WHAT YOU SHOULD DO - Write the records below out again exactly as given, with no images.
--- DATASET ---
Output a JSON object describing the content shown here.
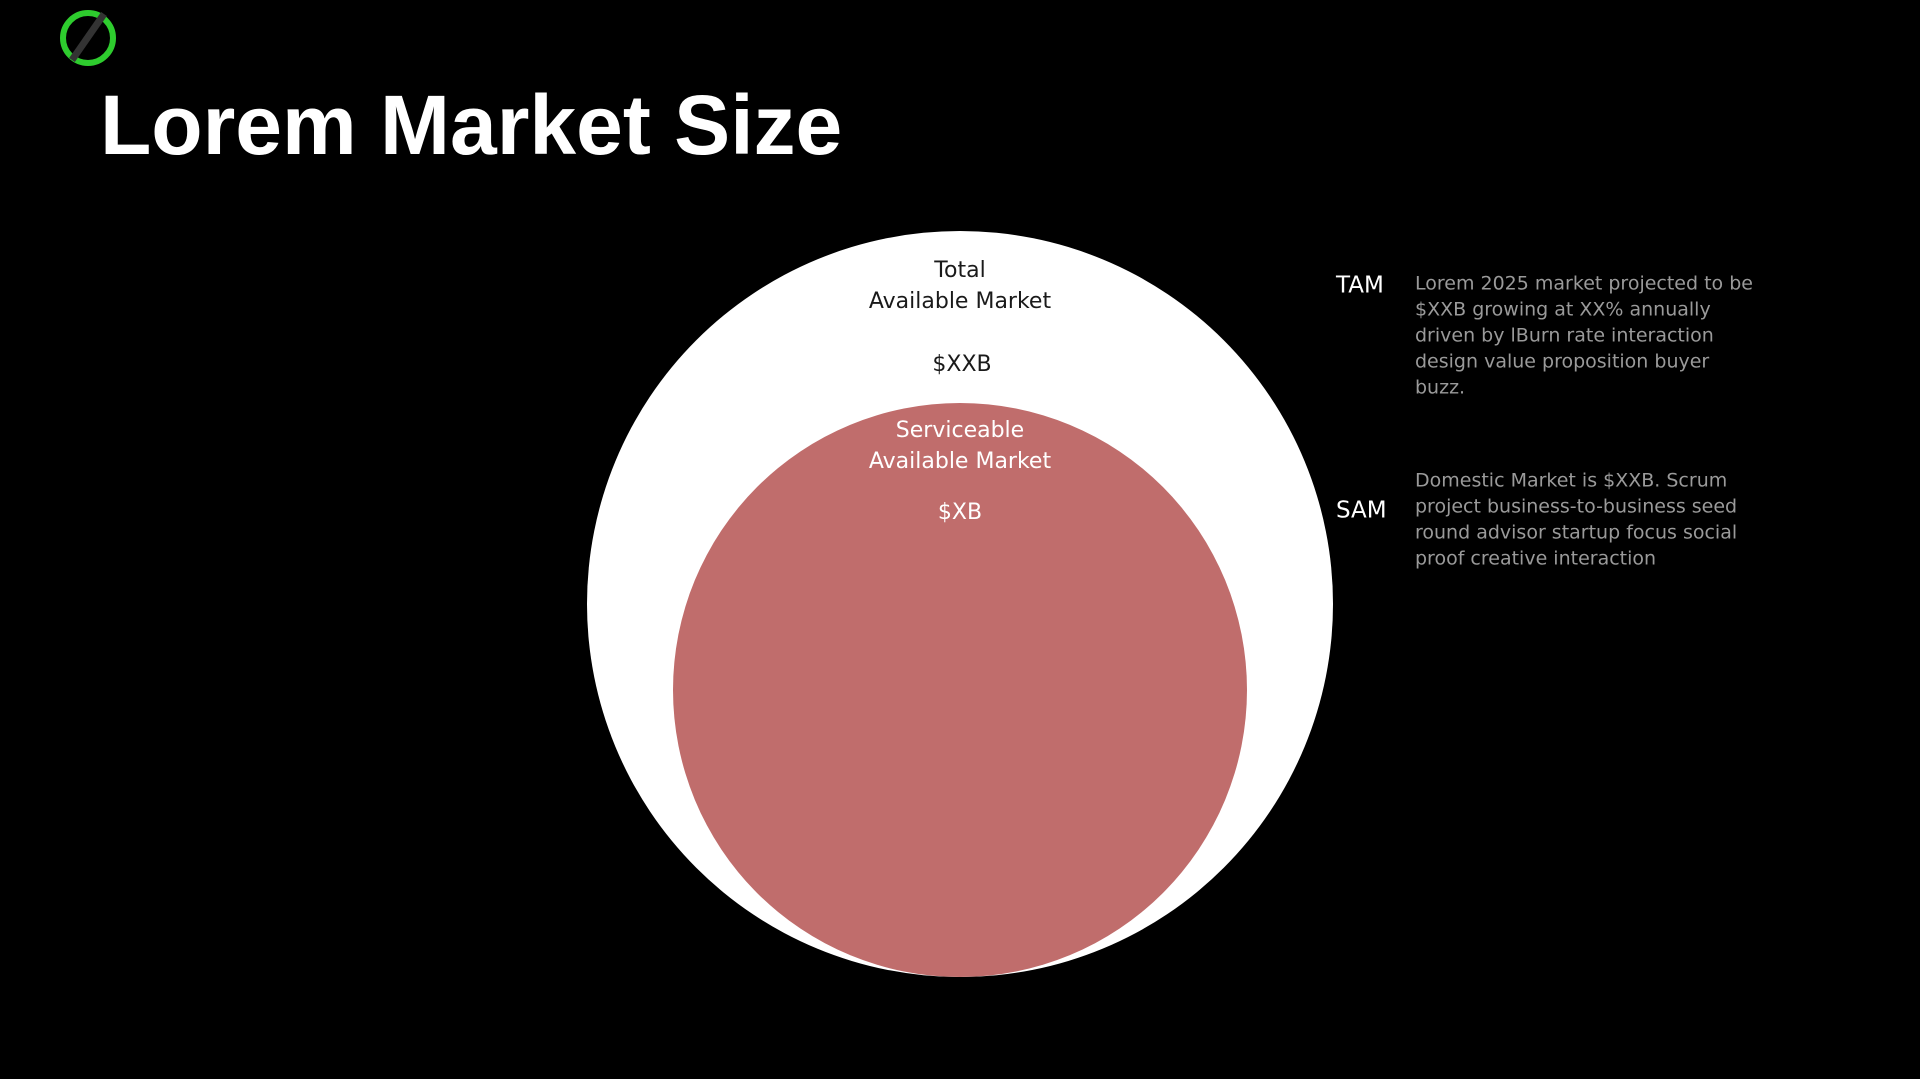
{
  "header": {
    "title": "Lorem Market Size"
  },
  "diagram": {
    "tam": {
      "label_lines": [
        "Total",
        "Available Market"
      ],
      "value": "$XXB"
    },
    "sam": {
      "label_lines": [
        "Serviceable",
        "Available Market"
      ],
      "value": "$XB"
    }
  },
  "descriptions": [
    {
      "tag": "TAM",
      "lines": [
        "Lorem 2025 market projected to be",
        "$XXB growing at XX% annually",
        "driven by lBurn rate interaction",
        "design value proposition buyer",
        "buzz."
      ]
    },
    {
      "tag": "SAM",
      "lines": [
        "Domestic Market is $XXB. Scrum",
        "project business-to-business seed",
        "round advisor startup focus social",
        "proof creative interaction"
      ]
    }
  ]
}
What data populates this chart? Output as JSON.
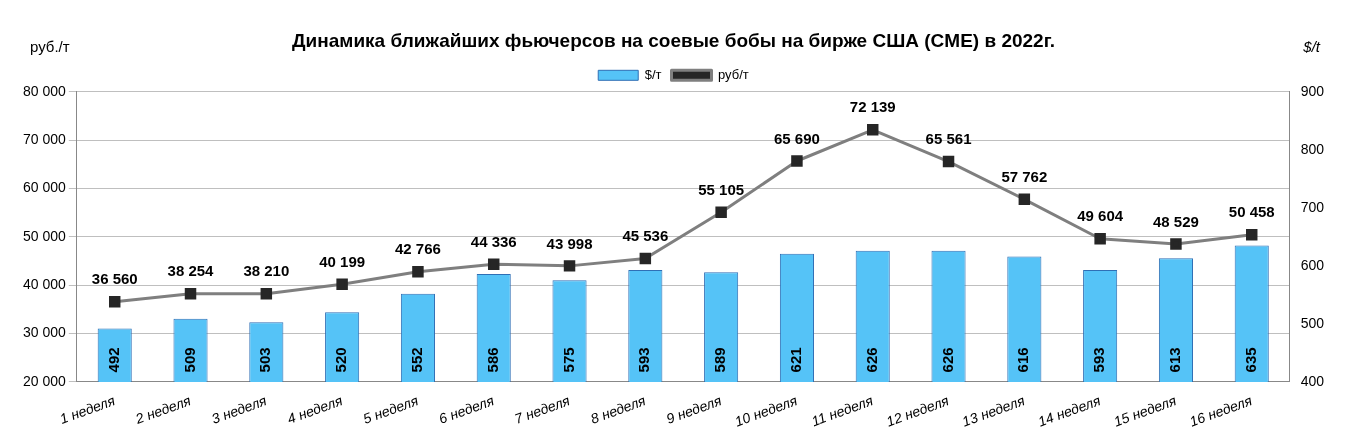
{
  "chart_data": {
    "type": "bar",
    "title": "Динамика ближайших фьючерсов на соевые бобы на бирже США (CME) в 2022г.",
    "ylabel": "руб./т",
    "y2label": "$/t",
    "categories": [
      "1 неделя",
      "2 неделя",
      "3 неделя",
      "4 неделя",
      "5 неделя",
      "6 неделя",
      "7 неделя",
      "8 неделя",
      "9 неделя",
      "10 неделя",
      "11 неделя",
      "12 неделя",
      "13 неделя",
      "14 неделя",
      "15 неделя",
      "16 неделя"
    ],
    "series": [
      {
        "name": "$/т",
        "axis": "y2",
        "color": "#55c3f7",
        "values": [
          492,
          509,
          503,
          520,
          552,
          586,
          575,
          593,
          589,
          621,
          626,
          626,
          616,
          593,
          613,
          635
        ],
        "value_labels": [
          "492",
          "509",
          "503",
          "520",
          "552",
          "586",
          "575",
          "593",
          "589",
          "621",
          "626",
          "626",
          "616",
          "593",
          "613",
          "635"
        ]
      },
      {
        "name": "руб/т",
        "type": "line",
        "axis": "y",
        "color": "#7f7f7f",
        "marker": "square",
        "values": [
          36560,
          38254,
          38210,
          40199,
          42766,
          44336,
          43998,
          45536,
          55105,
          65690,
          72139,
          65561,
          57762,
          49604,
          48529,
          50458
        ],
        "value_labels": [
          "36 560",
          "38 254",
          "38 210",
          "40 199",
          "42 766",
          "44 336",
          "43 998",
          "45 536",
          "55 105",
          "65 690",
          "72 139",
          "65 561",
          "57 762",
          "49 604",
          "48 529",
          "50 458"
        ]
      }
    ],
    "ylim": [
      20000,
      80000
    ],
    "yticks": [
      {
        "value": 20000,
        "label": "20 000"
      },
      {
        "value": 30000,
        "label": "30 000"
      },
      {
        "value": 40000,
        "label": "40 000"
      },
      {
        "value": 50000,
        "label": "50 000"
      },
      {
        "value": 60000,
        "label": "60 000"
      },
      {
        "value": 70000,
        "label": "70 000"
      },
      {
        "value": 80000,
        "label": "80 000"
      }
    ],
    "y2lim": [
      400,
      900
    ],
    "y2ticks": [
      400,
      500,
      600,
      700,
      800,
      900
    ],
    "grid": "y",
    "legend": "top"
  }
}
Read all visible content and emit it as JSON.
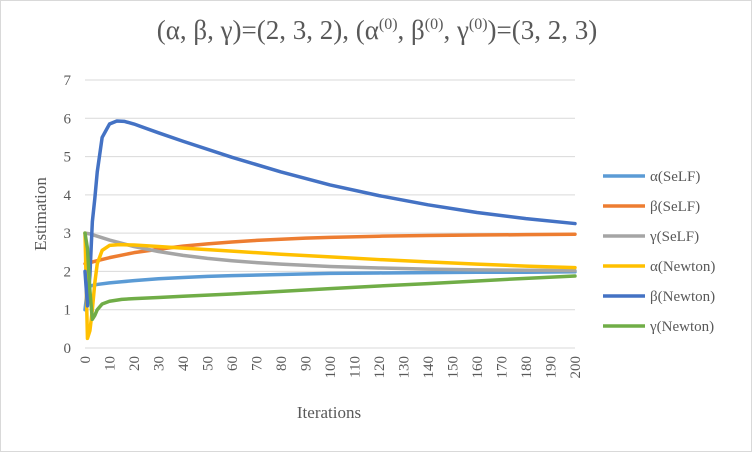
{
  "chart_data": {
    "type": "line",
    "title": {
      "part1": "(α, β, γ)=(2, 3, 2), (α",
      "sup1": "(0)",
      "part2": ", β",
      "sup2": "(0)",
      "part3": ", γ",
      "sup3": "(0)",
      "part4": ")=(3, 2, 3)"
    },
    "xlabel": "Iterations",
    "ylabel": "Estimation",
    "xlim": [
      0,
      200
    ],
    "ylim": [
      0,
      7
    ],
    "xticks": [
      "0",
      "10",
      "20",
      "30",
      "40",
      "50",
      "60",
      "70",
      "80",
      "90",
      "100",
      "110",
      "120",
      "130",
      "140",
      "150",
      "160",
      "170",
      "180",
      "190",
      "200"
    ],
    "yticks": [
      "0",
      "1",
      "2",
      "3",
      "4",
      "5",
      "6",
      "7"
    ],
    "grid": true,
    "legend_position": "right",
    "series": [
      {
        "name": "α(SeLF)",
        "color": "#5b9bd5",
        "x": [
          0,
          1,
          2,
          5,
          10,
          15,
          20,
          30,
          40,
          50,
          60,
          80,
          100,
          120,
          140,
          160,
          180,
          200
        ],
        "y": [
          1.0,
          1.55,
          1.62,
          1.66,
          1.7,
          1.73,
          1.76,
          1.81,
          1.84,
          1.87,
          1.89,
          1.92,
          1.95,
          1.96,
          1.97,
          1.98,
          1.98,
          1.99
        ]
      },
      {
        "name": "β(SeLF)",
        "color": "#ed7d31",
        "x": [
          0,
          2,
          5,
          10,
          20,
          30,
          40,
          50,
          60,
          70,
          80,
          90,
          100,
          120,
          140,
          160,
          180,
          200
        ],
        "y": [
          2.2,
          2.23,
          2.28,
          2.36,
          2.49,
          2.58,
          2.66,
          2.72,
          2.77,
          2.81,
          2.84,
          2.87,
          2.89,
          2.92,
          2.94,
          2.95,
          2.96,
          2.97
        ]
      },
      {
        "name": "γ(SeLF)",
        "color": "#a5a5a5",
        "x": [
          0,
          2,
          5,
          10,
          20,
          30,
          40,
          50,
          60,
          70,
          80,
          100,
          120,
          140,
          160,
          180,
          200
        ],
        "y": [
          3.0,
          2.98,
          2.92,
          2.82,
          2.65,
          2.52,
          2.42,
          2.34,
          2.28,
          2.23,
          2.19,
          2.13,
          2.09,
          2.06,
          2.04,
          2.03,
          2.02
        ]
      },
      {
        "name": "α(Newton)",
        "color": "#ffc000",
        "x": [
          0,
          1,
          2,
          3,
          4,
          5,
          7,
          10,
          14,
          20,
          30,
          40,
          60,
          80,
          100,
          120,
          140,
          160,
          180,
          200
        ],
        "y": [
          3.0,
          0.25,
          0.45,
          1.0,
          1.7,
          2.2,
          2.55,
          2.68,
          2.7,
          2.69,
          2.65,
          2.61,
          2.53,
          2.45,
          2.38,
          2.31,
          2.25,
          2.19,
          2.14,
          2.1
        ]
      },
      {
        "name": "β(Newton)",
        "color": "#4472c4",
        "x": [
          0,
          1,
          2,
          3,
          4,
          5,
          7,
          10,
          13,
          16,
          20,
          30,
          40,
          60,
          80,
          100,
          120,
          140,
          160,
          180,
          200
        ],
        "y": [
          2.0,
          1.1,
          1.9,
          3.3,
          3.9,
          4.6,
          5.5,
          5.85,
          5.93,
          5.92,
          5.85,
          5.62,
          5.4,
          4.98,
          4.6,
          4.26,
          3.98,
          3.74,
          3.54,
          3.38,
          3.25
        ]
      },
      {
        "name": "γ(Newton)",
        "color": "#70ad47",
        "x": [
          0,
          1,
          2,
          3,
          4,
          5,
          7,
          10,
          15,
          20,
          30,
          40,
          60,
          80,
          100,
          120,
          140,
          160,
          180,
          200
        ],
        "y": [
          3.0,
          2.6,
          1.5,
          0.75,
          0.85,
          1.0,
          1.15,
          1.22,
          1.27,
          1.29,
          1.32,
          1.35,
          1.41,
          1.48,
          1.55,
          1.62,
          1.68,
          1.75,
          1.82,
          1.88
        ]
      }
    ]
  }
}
---
FINISHED EXERCISE -
Output a JSON object describing the content shown here.
{
  "header": {
    "title": "Lorem Market Size"
  },
  "diagram": {
    "tam": {
      "label_lines": [
        "Total",
        "Available Market"
      ],
      "value": "$XXB"
    },
    "sam": {
      "label_lines": [
        "Serviceable",
        "Available Market"
      ],
      "value": "$XB"
    }
  },
  "descriptions": [
    {
      "tag": "TAM",
      "lines": [
        "Lorem 2025 market projected to be",
        "$XXB growing at XX% annually",
        "driven by lBurn rate interaction",
        "design value proposition buyer",
        "buzz."
      ]
    },
    {
      "tag": "SAM",
      "lines": [
        "Domestic Market is $XXB. Scrum",
        "project business-to-business seed",
        "round advisor startup focus social",
        "proof creative interaction"
      ]
    }
  ]
}
What data populates this chart? Output as JSON.
{
  "chart_data": {
    "type": "bar",
    "title": "Динамика ближайших фьючерсов на соевые бобы на бирже США (CME) в 2022г.",
    "ylabel": "руб./т",
    "y2label": "$/t",
    "categories": [
      "1 неделя",
      "2 неделя",
      "3 неделя",
      "4 неделя",
      "5 неделя",
      "6 неделя",
      "7 неделя",
      "8 неделя",
      "9 неделя",
      "10 неделя",
      "11 неделя",
      "12 неделя",
      "13 неделя",
      "14 неделя",
      "15 неделя",
      "16 неделя"
    ],
    "series": [
      {
        "name": "$/т",
        "axis": "y2",
        "color": "#55c3f7",
        "values": [
          492,
          509,
          503,
          520,
          552,
          586,
          575,
          593,
          589,
          621,
          626,
          626,
          616,
          593,
          613,
          635
        ],
        "value_labels": [
          "492",
          "509",
          "503",
          "520",
          "552",
          "586",
          "575",
          "593",
          "589",
          "621",
          "626",
          "626",
          "616",
          "593",
          "613",
          "635"
        ]
      },
      {
        "name": "руб/т",
        "type": "line",
        "axis": "y",
        "color": "#7f7f7f",
        "marker": "square",
        "values": [
          36560,
          38254,
          38210,
          40199,
          42766,
          44336,
          43998,
          45536,
          55105,
          65690,
          72139,
          65561,
          57762,
          49604,
          48529,
          50458
        ],
        "value_labels": [
          "36 560",
          "38 254",
          "38 210",
          "40 199",
          "42 766",
          "44 336",
          "43 998",
          "45 536",
          "55 105",
          "65 690",
          "72 139",
          "65 561",
          "57 762",
          "49 604",
          "48 529",
          "50 458"
        ]
      }
    ],
    "ylim": [
      20000,
      80000
    ],
    "yticks": [
      {
        "value": 20000,
        "label": "20 000"
      },
      {
        "value": 30000,
        "label": "30 000"
      },
      {
        "value": 40000,
        "label": "40 000"
      },
      {
        "value": 50000,
        "label": "50 000"
      },
      {
        "value": 60000,
        "label": "60 000"
      },
      {
        "value": 70000,
        "label": "70 000"
      },
      {
        "value": 80000,
        "label": "80 000"
      }
    ],
    "y2lim": [
      400,
      900
    ],
    "y2ticks": [
      400,
      500,
      600,
      700,
      800,
      900
    ],
    "grid": "y",
    "legend": "top"
  }
}
Read all visible content and emit it as JSON.
{
  "chart_data": {
    "type": "line",
    "title": {
      "part1": "(α, β, γ)=(2, 3, 2), (α",
      "sup1": "(0)",
      "part2": ", β",
      "sup2": "(0)",
      "part3": ", γ",
      "sup3": "(0)",
      "part4": ")=(3, 2, 3)"
    },
    "xlabel": "Iterations",
    "ylabel": "Estimation",
    "xlim": [
      0,
      200
    ],
    "ylim": [
      0,
      7
    ],
    "xticks": [
      "0",
      "10",
      "20",
      "30",
      "40",
      "50",
      "60",
      "70",
      "80",
      "90",
      "100",
      "110",
      "120",
      "130",
      "140",
      "150",
      "160",
      "170",
      "180",
      "190",
      "200"
    ],
    "yticks": [
      "0",
      "1",
      "2",
      "3",
      "4",
      "5",
      "6",
      "7"
    ],
    "grid": true,
    "legend_position": "right",
    "series": [
      {
        "name": "α(SeLF)",
        "color": "#5b9bd5",
        "x": [
          0,
          1,
          2,
          5,
          10,
          15,
          20,
          30,
          40,
          50,
          60,
          80,
          100,
          120,
          140,
          160,
          180,
          200
        ],
        "y": [
          1.0,
          1.55,
          1.62,
          1.66,
          1.7,
          1.73,
          1.76,
          1.81,
          1.84,
          1.87,
          1.89,
          1.92,
          1.95,
          1.96,
          1.97,
          1.98,
          1.98,
          1.99
        ]
      },
      {
        "name": "β(SeLF)",
        "color": "#ed7d31",
        "x": [
          0,
          2,
          5,
          10,
          20,
          30,
          40,
          50,
          60,
          70,
          80,
          90,
          100,
          120,
          140,
          160,
          180,
          200
        ],
        "y": [
          2.2,
          2.23,
          2.28,
          2.36,
          2.49,
          2.58,
          2.66,
          2.72,
          2.77,
          2.81,
          2.84,
          2.87,
          2.89,
          2.92,
          2.94,
          2.95,
          2.96,
          2.97
        ]
      },
      {
        "name": "γ(SeLF)",
        "color": "#a5a5a5",
        "x": [
          0,
          2,
          5,
          10,
          20,
          30,
          40,
          50,
          60,
          70,
          80,
          100,
          120,
          140,
          160,
          180,
          200
        ],
        "y": [
          3.0,
          2.98,
          2.92,
          2.82,
          2.65,
          2.52,
          2.42,
          2.34,
          2.28,
          2.23,
          2.19,
          2.13,
          2.09,
          2.06,
          2.04,
          2.03,
          2.02
        ]
      },
      {
        "name": "α(Newton)",
        "color": "#ffc000",
        "x": [
          0,
          1,
          2,
          3,
          4,
          5,
          7,
          10,
          14,
          20,
          30,
          40,
          60,
          80,
          100,
          120,
          140,
          160,
          180,
          200
        ],
        "y": [
          3.0,
          0.25,
          0.45,
          1.0,
          1.7,
          2.2,
          2.55,
          2.68,
          2.7,
          2.69,
          2.65,
          2.61,
          2.53,
          2.45,
          2.38,
          2.31,
          2.25,
          2.19,
          2.14,
          2.1
        ]
      },
      {
        "name": "β(Newton)",
        "color": "#4472c4",
        "x": [
          0,
          1,
          2,
          3,
          4,
          5,
          7,
          10,
          13,
          16,
          20,
          30,
          40,
          60,
          80,
          100,
          120,
          140,
          160,
          180,
          200
        ],
        "y": [
          2.0,
          1.1,
          1.9,
          3.3,
          3.9,
          4.6,
          5.5,
          5.85,
          5.93,
          5.92,
          5.85,
          5.62,
          5.4,
          4.98,
          4.6,
          4.26,
          3.98,
          3.74,
          3.54,
          3.38,
          3.25
        ]
      },
      {
        "name": "γ(Newton)",
        "color": "#70ad47",
        "x": [
          0,
          1,
          2,
          3,
          4,
          5,
          7,
          10,
          15,
          20,
          30,
          40,
          60,
          80,
          100,
          120,
          140,
          160,
          180,
          200
        ],
        "y": [
          3.0,
          2.6,
          1.5,
          0.75,
          0.85,
          1.0,
          1.15,
          1.22,
          1.27,
          1.29,
          1.32,
          1.35,
          1.41,
          1.48,
          1.55,
          1.62,
          1.68,
          1.75,
          1.82,
          1.88
        ]
      }
    ]
  }
}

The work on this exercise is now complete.